WHAT YOU SHOULD DO: Please print the full listing exactly.

** start THE RECORDS **

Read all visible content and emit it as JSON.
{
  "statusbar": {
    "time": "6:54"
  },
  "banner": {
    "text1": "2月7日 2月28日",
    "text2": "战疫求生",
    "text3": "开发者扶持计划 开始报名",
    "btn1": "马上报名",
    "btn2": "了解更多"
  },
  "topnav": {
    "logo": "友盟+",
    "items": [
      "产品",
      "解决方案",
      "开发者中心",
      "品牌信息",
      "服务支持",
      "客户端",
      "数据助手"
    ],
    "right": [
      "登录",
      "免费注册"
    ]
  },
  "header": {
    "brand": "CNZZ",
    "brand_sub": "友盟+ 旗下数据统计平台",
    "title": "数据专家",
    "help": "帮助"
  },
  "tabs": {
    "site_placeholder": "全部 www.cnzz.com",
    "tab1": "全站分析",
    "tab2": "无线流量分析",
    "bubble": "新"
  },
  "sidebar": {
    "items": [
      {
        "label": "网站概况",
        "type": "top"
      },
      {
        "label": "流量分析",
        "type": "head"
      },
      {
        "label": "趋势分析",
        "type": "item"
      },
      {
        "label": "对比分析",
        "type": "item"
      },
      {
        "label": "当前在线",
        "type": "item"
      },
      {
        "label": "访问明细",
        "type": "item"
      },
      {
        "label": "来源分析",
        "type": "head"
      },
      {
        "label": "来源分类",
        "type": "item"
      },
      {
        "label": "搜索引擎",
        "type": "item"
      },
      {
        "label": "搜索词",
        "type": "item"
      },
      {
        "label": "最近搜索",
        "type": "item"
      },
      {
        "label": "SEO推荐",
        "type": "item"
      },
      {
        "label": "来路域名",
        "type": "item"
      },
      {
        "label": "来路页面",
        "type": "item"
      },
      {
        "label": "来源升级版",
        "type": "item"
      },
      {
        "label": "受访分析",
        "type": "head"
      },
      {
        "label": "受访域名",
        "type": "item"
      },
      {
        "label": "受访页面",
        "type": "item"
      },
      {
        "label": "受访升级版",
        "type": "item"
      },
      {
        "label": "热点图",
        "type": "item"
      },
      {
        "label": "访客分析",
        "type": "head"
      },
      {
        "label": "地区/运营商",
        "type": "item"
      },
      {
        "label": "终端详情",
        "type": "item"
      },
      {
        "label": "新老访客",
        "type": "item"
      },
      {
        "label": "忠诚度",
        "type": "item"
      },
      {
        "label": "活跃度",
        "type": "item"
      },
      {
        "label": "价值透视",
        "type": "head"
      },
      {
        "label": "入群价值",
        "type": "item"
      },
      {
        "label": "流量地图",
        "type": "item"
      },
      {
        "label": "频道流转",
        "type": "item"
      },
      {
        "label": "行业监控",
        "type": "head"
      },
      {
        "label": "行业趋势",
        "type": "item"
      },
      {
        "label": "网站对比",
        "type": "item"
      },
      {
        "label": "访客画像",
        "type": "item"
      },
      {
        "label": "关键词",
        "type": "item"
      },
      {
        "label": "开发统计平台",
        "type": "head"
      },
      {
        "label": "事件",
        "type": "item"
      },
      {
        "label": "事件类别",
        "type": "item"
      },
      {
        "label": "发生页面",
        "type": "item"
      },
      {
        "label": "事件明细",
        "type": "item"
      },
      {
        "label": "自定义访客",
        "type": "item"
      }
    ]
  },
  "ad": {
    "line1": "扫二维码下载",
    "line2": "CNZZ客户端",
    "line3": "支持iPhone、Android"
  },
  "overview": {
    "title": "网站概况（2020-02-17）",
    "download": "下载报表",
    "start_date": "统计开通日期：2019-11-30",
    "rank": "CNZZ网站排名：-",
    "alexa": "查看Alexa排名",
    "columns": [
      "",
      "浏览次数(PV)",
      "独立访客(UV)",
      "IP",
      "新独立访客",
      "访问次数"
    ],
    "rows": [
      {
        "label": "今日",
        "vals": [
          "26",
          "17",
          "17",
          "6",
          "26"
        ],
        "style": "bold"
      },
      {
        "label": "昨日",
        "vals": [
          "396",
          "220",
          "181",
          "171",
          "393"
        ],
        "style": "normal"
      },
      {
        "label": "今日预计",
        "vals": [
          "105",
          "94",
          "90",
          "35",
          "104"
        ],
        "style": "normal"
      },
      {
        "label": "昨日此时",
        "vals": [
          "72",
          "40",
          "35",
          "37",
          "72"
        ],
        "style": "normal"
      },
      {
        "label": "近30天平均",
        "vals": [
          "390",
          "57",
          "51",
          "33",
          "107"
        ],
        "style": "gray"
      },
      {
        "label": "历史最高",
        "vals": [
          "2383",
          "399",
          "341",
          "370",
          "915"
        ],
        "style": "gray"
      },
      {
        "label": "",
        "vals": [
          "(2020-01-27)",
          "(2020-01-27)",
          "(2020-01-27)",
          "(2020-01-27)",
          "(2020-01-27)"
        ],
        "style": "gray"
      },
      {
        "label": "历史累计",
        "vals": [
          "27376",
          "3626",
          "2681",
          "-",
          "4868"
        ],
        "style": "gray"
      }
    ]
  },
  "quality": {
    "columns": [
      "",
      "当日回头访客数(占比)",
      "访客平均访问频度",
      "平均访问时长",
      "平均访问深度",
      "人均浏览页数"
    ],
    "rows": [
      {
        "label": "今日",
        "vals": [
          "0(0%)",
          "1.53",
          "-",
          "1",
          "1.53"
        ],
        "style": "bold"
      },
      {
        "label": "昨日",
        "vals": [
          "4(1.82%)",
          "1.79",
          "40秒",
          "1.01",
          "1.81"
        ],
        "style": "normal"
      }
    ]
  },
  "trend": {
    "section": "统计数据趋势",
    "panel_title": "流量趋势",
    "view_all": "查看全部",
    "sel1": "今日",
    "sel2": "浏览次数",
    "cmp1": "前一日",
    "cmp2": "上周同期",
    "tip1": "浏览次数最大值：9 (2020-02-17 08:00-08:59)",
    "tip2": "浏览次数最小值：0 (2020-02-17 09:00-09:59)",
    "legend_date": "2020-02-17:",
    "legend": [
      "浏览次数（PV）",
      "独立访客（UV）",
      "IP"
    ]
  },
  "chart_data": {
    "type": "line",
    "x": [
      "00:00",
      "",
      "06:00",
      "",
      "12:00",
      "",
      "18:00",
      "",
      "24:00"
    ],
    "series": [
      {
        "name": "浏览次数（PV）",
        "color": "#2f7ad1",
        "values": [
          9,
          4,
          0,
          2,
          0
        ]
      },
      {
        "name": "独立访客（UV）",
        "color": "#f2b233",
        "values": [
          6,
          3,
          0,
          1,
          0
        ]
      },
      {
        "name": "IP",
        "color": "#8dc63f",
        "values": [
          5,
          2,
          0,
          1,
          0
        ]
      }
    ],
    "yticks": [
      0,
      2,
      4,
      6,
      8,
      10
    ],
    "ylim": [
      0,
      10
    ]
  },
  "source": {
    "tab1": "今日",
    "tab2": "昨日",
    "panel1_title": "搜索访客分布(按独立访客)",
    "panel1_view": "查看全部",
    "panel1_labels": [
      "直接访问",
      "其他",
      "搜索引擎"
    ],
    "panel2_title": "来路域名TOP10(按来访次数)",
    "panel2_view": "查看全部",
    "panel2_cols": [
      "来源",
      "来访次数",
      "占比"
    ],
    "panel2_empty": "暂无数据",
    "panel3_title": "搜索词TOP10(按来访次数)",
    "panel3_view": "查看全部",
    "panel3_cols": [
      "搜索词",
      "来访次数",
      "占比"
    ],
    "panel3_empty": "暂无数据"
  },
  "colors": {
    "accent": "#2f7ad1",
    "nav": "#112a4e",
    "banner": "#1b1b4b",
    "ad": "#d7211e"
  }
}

** end THE RECORDS **

SOLUTION BELOW:
Read all visible content and emit it as JSON.
{
  "statusbar": {
    "time": "6:54"
  },
  "banner": {
    "text1": "2月7日 2月28日",
    "text2": "战疫求生",
    "text3": "开发者扶持计划 开始报名",
    "btn1": "马上报名",
    "btn2": "了解更多"
  },
  "topnav": {
    "logo": "友盟+",
    "items": [
      "产品",
      "解决方案",
      "开发者中心",
      "品牌信息",
      "服务支持",
      "客户端",
      "数据助手"
    ],
    "right": [
      "登录",
      "免费注册"
    ]
  },
  "header": {
    "brand": "CNZZ",
    "brand_sub": "友盟+ 旗下数据统计平台",
    "title": "数据专家",
    "help": "帮助"
  },
  "tabs": {
    "site_placeholder": "全部 www.cnzz.com",
    "tab1": "全站分析",
    "tab2": "无线流量分析",
    "bubble": "新"
  },
  "sidebar": {
    "items": [
      {
        "label": "网站概况",
        "type": "top"
      },
      {
        "label": "流量分析",
        "type": "head"
      },
      {
        "label": "趋势分析",
        "type": "item"
      },
      {
        "label": "对比分析",
        "type": "item"
      },
      {
        "label": "当前在线",
        "type": "item"
      },
      {
        "label": "访问明细",
        "type": "item"
      },
      {
        "label": "来源分析",
        "type": "head"
      },
      {
        "label": "来源分类",
        "type": "item"
      },
      {
        "label": "搜索引擎",
        "type": "item"
      },
      {
        "label": "搜索词",
        "type": "item"
      },
      {
        "label": "最近搜索",
        "type": "item"
      },
      {
        "label": "SEO推荐",
        "type": "item"
      },
      {
        "label": "来路域名",
        "type": "item"
      },
      {
        "label": "来路页面",
        "type": "item"
      },
      {
        "label": "来源升级版",
        "type": "item"
      },
      {
        "label": "受访分析",
        "type": "head"
      },
      {
        "label": "受访域名",
        "type": "item"
      },
      {
        "label": "受访页面",
        "type": "item"
      },
      {
        "label": "受访升级版",
        "type": "item"
      },
      {
        "label": "热点图",
        "type": "item"
      },
      {
        "label": "访客分析",
        "type": "head"
      },
      {
        "label": "地区/运营商",
        "type": "item"
      },
      {
        "label": "终端详情",
        "type": "item"
      },
      {
        "label": "新老访客",
        "type": "item"
      },
      {
        "label": "忠诚度",
        "type": "item"
      },
      {
        "label": "活跃度",
        "type": "item"
      },
      {
        "label": "价值透视",
        "type": "head"
      },
      {
        "label": "入群价值",
        "type": "item"
      },
      {
        "label": "流量地图",
        "type": "item"
      },
      {
        "label": "频道流转",
        "type": "item"
      },
      {
        "label": "行业监控",
        "type": "head"
      },
      {
        "label": "行业趋势",
        "type": "item"
      },
      {
        "label": "网站对比",
        "type": "item"
      },
      {
        "label": "访客画像",
        "type": "item"
      },
      {
        "label": "关键词",
        "type": "item"
      },
      {
        "label": "开发统计平台",
        "type": "head"
      },
      {
        "label": "事件",
        "type": "item"
      },
      {
        "label": "事件类别",
        "type": "item"
      },
      {
        "label": "发生页面",
        "type": "item"
      },
      {
        "label": "事件明细",
        "type": "item"
      },
      {
        "label": "自定义访客",
        "type": "item"
      }
    ]
  },
  "ad": {
    "line1": "扫二维码下载",
    "line2": "CNZZ客户端",
    "line3": "支持iPhone、Android"
  },
  "overview": {
    "title": "网站概况（2020-02-17）",
    "download": "下载报表",
    "start_date": "统计开通日期：2019-11-30",
    "rank": "CNZZ网站排名：-",
    "alexa": "查看Alexa排名",
    "columns": [
      "",
      "浏览次数(PV)",
      "独立访客(UV)",
      "IP",
      "新独立访客",
      "访问次数"
    ],
    "rows": [
      {
        "label": "今日",
        "vals": [
          "26",
          "17",
          "17",
          "6",
          "26"
        ],
        "style": "bold"
      },
      {
        "label": "昨日",
        "vals": [
          "396",
          "220",
          "181",
          "171",
          "393"
        ],
        "style": "normal"
      },
      {
        "label": "今日预计",
        "vals": [
          "105",
          "94",
          "90",
          "35",
          "104"
        ],
        "style": "normal"
      },
      {
        "label": "昨日此时",
        "vals": [
          "72",
          "40",
          "35",
          "37",
          "72"
        ],
        "style": "normal"
      },
      {
        "label": "近30天平均",
        "vals": [
          "390",
          "57",
          "51",
          "33",
          "107"
        ],
        "style": "gray"
      },
      {
        "label": "历史最高",
        "vals": [
          "2383",
          "399",
          "341",
          "370",
          "915"
        ],
        "style": "gray"
      },
      {
        "label": "",
        "vals": [
          "(2020-01-27)",
          "(2020-01-27)",
          "(2020-01-27)",
          "(2020-01-27)",
          "(2020-01-27)"
        ],
        "style": "gray"
      },
      {
        "label": "历史累计",
        "vals": [
          "27376",
          "3626",
          "2681",
          "-",
          "4868"
        ],
        "style": "gray"
      }
    ]
  },
  "quality": {
    "columns": [
      "",
      "当日回头访客数(占比)",
      "访客平均访问频度",
      "平均访问时长",
      "平均访问深度",
      "人均浏览页数"
    ],
    "rows": [
      {
        "label": "今日",
        "vals": [
          "0(0%)",
          "1.53",
          "-",
          "1",
          "1.53"
        ],
        "style": "bold"
      },
      {
        "label": "昨日",
        "vals": [
          "4(1.82%)",
          "1.79",
          "40秒",
          "1.01",
          "1.81"
        ],
        "style": "normal"
      }
    ]
  },
  "trend": {
    "section": "统计数据趋势",
    "panel_title": "流量趋势",
    "view_all": "查看全部",
    "sel1": "今日",
    "sel2": "浏览次数",
    "cmp1": "前一日",
    "cmp2": "上周同期",
    "tip1": "浏览次数最大值：9 (2020-02-17 08:00-08:59)",
    "tip2": "浏览次数最小值：0 (2020-02-17 09:00-09:59)",
    "legend_date": "2020-02-17:",
    "legend": [
      "浏览次数（PV）",
      "独立访客（UV）",
      "IP"
    ]
  },
  "chart_data": {
    "type": "line",
    "x": [
      "00:00",
      "",
      "06:00",
      "",
      "12:00",
      "",
      "18:00",
      "",
      "24:00"
    ],
    "series": [
      {
        "name": "浏览次数（PV）",
        "color": "#2f7ad1",
        "values": [
          9,
          4,
          0,
          2,
          0
        ]
      },
      {
        "name": "独立访客（UV）",
        "color": "#f2b233",
        "values": [
          6,
          3,
          0,
          1,
          0
        ]
      },
      {
        "name": "IP",
        "color": "#8dc63f",
        "values": [
          5,
          2,
          0,
          1,
          0
        ]
      }
    ],
    "yticks": [
      0,
      2,
      4,
      6,
      8,
      10
    ],
    "ylim": [
      0,
      10
    ]
  },
  "source": {
    "tab1": "今日",
    "tab2": "昨日",
    "panel1_title": "搜索访客分布(按独立访客)",
    "panel1_view": "查看全部",
    "panel1_labels": [
      "直接访问",
      "其他",
      "搜索引擎"
    ],
    "panel2_title": "来路域名TOP10(按来访次数)",
    "panel2_view": "查看全部",
    "panel2_cols": [
      "来源",
      "来访次数",
      "占比"
    ],
    "panel2_empty": "暂无数据",
    "panel3_title": "搜索词TOP10(按来访次数)",
    "panel3_view": "查看全部",
    "panel3_cols": [
      "搜索词",
      "来访次数",
      "占比"
    ],
    "panel3_empty": "暂无数据"
  },
  "colors": {
    "accent": "#2f7ad1",
    "nav": "#112a4e",
    "banner": "#1b1b4b",
    "ad": "#d7211e"
  }
}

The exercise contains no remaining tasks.